▶ [Exercise instructions]:
Reproduce all entries precisely as they are written.
:::::
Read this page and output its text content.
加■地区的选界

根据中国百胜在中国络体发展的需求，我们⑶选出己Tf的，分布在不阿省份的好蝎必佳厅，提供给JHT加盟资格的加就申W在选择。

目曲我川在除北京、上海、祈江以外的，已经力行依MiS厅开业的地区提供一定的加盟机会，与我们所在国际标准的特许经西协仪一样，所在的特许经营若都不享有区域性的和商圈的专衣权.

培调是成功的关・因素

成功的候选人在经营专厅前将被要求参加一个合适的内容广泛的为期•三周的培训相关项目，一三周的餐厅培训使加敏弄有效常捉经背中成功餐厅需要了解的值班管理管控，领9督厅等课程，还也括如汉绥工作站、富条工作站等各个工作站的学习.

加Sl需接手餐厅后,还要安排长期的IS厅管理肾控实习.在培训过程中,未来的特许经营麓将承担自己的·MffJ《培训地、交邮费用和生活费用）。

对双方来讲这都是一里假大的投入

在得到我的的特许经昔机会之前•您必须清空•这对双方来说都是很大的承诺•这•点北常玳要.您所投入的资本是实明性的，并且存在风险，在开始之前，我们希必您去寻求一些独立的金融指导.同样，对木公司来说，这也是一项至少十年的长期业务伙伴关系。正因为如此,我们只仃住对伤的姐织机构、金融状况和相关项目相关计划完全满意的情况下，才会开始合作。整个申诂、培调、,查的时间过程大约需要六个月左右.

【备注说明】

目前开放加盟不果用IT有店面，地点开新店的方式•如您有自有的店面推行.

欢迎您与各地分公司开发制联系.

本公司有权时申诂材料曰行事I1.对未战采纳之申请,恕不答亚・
:::::
▶ [Result of the exercise]:
Read this page and output its text content.
加■地区的选界

根据中国百胜在中国络体发展的需求，我们⑶选出己Tf的，分布在不阿省份的好蝎必佳厅，提供给JHT加盟资格的加就申W在选择。

目曲我川在除北京、上海、祈江以外的，已经力行依MiS厅开业的地区提供一定的加盟机会，与我们所在国际标准的特许经西协仪一样，所在的特许经营若都不享有区域性的和商圈的专衣权.

培调是成功的关・因素

成功的候选人在经营专厅前将被要求参加一个合适的内容广泛的为期•三周的培训相关项目，一三周的餐厅培训使加敏弄有效常捉经背中成功餐厅需要了解的值班管理管控，领9督厅等课程，还也括如汉绥工作站、富条工作站等各个工作站的学习.

加Sl需接手餐厅后,还要安排长期的IS厅管理肾控实习.在培训过程中,未来的特许经营麓将承担自己的·MffJ《培训地、交邮费用和生活费用）。

对双方来讲这都是一里假大的投入

在得到我的的特许经昔机会之前•您必须清空•这对双方来说都是很大的承诺•这•点北常玳要.您所投入的资本是实明性的，并且存在风险，在开始之前，我们希必您去寻求一些独立的金融指导.同样，对木公司来说，这也是一项至少十年的长期业务伙伴关系。正因为如此,我们只仃住对伤的姐织机构、金融状况和相关项目相关计划完全满意的情况下，才会开始合作。整个申诂、培调、,查的时间过程大约需要六个月左右.

【备注说明】

目前开放加盟不果用IT有店面，地点开新店的方式•如您有自有的店面推行.

欢迎您与各地分公司开发制联系.

本公司有权时申诂材料曰行事I1.对未战采纳之申请,恕不答亚・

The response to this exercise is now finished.